*** Record list

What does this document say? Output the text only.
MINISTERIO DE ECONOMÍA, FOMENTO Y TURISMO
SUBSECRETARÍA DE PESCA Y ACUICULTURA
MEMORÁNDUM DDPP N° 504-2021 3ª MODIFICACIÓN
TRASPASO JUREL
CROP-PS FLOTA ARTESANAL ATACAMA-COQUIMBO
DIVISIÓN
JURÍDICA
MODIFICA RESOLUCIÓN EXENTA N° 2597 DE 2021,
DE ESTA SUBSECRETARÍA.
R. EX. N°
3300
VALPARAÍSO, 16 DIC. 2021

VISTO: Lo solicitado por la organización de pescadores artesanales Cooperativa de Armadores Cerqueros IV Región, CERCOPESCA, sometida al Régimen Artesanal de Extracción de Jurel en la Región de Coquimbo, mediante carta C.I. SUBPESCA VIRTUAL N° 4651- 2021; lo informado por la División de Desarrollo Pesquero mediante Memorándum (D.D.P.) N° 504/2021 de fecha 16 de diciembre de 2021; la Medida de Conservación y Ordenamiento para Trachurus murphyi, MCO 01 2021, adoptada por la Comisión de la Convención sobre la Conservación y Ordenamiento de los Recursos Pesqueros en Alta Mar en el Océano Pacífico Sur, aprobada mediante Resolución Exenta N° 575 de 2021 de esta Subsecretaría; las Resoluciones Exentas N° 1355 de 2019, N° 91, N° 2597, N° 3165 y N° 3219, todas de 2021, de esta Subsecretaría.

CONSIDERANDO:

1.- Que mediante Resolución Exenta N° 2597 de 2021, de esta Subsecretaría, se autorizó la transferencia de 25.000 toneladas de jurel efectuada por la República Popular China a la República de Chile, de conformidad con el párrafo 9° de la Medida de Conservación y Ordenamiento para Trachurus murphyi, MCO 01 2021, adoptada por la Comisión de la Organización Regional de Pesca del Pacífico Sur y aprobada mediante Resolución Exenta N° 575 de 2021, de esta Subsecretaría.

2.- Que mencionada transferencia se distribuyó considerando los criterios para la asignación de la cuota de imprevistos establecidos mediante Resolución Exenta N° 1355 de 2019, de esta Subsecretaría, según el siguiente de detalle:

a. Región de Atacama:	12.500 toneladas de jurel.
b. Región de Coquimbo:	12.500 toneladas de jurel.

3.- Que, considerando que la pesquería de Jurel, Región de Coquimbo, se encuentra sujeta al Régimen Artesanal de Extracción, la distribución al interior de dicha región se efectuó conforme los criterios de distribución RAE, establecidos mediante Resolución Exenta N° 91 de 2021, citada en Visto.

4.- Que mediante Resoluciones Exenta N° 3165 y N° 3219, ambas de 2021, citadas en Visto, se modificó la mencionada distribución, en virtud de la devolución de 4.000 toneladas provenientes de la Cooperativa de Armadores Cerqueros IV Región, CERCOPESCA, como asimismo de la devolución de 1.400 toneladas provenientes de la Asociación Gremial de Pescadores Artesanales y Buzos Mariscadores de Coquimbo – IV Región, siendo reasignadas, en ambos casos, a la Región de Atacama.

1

******

**Required task**
Restate each record exactly as written.

**Worked solution**
What does this document say? Output the text only.
MINISTERIO DE ECONOMÍA, FOMENTO Y TURISMO
SUBSECRETARÍA DE PESCA Y ACUICULTURA
MEMORÁNDUM DDPP N° 504-2021 3ª MODIFICACIÓN
TRASPASO JUREL
CROP-PS FLOTA ARTESANAL ATACAMA-COQUIMBO
DIVISIÓN
JURÍDICA
MODIFICA RESOLUCIÓN EXENTA N° 2597 DE 2021,
DE ESTA SUBSECRETARÍA.
R. EX. N°
3300
VALPARAÍSO, 16 DIC. 2021

VISTO: Lo solicitado por la organización de pescadores artesanales Cooperativa de Armadores Cerqueros IV Región, CERCOPESCA, sometida al Régimen Artesanal de Extracción de Jurel en la Región de Coquimbo, mediante carta C.I. SUBPESCA VIRTUAL N° 4651- 2021; lo informado por la División de Desarrollo Pesquero mediante Memorándum (D.D.P.) N° 504/2021 de fecha 16 de diciembre de 2021; la Medida de Conservación y Ordenamiento para Trachurus murphyi, MCO 01 2021, adoptada por la Comisión de la Convención sobre la Conservación y Ordenamiento de los Recursos Pesqueros en Alta Mar en el Océano Pacífico Sur, aprobada mediante Resolución Exenta N° 575 de 2021 de esta Subsecretaría; las Resoluciones Exentas N° 1355 de 2019, N° 91, N° 2597, N° 3165 y N° 3219, todas de 2021, de esta Subsecretaría.

CONSIDERANDO:

1.- Que mediante Resolución Exenta N° 2597 de 2021, de esta Subsecretaría, se autorizó la transferencia de 25.000 toneladas de jurel efectuada por la República Popular China a la República de Chile, de conformidad con el párrafo 9° de la Medida de Conservación y Ordenamiento para Trachurus murphyi, MCO 01 2021, adoptada por la Comisión de la Organización Regional de Pesca del Pacífico Sur y aprobada mediante Resolución Exenta N° 575 de 2021, de esta Subsecretaría.

2.- Que mencionada transferencia se distribuyó considerando los criterios para la asignación de la cuota de imprevistos establecidos mediante Resolución Exenta N° 1355 de 2019, de esta Subsecretaría, según el siguiente de detalle:

a. Región de Atacama:	12.500 toneladas de jurel.
b. Región de Coquimbo:	12.500 toneladas de jurel.

3.- Que, considerando que la pesquería de Jurel, Región de Coquimbo, se encuentra sujeta al Régimen Artesanal de Extracción, la distribución al interior de dicha región se efectuó conforme los criterios de distribución RAE, establecidos mediante Resolución Exenta N° 91 de 2021, citada en Visto.

4.- Que mediante Resoluciones Exenta N° 3165 y N° 3219, ambas de 2021, citadas en Visto, se modificó la mencionada distribución, en virtud de la devolución de 4.000 toneladas provenientes de la Cooperativa de Armadores Cerqueros IV Región, CERCOPESCA, como asimismo de la devolución de 1.400 toneladas provenientes de la Asociación Gremial de Pescadores Artesanales y Buzos Mariscadores de Coquimbo – IV Región, siendo reasignadas, en ambos casos, a la Región de Atacama.

1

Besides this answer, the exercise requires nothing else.